— Start Information shown —

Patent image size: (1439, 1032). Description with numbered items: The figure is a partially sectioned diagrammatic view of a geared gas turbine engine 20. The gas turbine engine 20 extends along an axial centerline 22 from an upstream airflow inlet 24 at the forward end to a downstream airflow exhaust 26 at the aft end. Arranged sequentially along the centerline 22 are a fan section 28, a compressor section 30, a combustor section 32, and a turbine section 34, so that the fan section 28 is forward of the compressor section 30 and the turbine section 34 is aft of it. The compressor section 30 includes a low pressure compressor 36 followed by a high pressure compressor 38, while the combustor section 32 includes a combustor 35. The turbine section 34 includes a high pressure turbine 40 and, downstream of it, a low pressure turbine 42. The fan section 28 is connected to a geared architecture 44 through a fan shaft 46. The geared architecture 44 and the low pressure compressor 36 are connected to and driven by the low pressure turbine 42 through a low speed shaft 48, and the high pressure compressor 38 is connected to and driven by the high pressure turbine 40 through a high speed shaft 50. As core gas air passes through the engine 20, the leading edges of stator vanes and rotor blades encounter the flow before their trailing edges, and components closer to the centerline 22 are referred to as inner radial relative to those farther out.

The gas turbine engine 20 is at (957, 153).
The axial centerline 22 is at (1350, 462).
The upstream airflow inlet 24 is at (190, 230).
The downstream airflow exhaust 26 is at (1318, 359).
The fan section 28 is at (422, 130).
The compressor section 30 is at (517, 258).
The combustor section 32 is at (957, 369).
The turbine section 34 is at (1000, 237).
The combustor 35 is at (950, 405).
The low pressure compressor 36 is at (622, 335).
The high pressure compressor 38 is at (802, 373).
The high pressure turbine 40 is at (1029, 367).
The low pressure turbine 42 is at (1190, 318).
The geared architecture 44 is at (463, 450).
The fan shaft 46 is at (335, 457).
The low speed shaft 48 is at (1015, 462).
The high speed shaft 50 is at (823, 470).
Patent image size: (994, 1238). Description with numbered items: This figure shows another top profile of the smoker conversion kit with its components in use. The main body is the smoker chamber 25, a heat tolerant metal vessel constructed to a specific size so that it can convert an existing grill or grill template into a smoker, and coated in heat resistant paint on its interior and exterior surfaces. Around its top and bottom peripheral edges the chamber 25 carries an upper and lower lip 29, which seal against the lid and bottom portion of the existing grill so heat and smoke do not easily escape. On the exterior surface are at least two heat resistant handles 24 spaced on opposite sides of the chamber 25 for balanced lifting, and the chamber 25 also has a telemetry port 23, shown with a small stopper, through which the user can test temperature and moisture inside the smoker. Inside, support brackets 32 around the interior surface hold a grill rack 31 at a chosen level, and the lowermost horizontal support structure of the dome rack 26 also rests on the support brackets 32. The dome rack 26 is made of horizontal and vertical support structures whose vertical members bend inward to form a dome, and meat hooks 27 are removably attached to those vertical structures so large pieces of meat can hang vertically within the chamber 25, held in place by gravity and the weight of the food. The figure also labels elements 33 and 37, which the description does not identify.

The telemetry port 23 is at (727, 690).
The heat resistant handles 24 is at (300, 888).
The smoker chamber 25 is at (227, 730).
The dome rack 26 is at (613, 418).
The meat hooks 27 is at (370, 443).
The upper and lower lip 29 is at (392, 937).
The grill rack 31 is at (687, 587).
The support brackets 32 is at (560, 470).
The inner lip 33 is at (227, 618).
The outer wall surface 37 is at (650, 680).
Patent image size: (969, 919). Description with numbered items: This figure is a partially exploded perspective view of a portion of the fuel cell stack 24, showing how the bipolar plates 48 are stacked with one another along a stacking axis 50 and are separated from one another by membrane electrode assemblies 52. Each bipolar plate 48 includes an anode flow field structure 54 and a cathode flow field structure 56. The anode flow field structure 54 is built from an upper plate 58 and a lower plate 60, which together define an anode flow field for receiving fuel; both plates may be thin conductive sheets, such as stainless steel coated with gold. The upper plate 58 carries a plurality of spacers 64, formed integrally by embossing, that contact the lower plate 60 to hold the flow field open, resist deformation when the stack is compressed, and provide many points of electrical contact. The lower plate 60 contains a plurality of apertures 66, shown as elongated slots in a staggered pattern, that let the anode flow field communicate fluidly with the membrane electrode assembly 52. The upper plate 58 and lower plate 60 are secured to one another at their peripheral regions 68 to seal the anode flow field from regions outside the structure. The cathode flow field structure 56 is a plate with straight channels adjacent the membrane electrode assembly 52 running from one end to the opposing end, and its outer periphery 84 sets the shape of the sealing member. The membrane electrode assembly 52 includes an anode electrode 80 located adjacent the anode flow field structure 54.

— End Information shown —

[What you have to do]:
Show every line from the records above that contains the word "telemetry".

[Exercise result]:
Patent image size: (994, 1238). Description with numbered items: This figure shows another top profile of the smoker conversion kit with its components in use. The main body is the smoker chamber 25, a heat tolerant metal vessel constructed to a specific size so that it can convert an existing grill or grill template into a smoker, and coated in heat resistant paint on its interior and exterior surfaces. Around its top and bottom peripheral edges the chamber 25 carries an upper and lower lip 29, which seal against the lid and bottom portion of the existing grill so heat and smoke do not easily escape. On the exterior surface are at least two heat resistant handles 24 spaced on opposite sides of the chamber 25 for balanced lifting, and the chamber 25 also has a telemetry port 23, shown with a small stopper, through which the user can test temperature and moisture inside the smoker. Inside, support brackets 32 around the interior surface hold a grill rack 31 at a chosen level, and the lowermost horizontal support structure of the dome rack 26 also rests on the support brackets 32. The dome rack 26 is made of horizontal and vertical support structures whose vertical members bend inward to form a dome, and meat hooks 27 are removably attached to those vertical structures so large pieces of meat can hang vertically within the chamber 25, held in place by gravity and the weight of the food. The figure also labels elements 33 and 37, which the description does not identify.
The telemetry port 23 is at (727, 690).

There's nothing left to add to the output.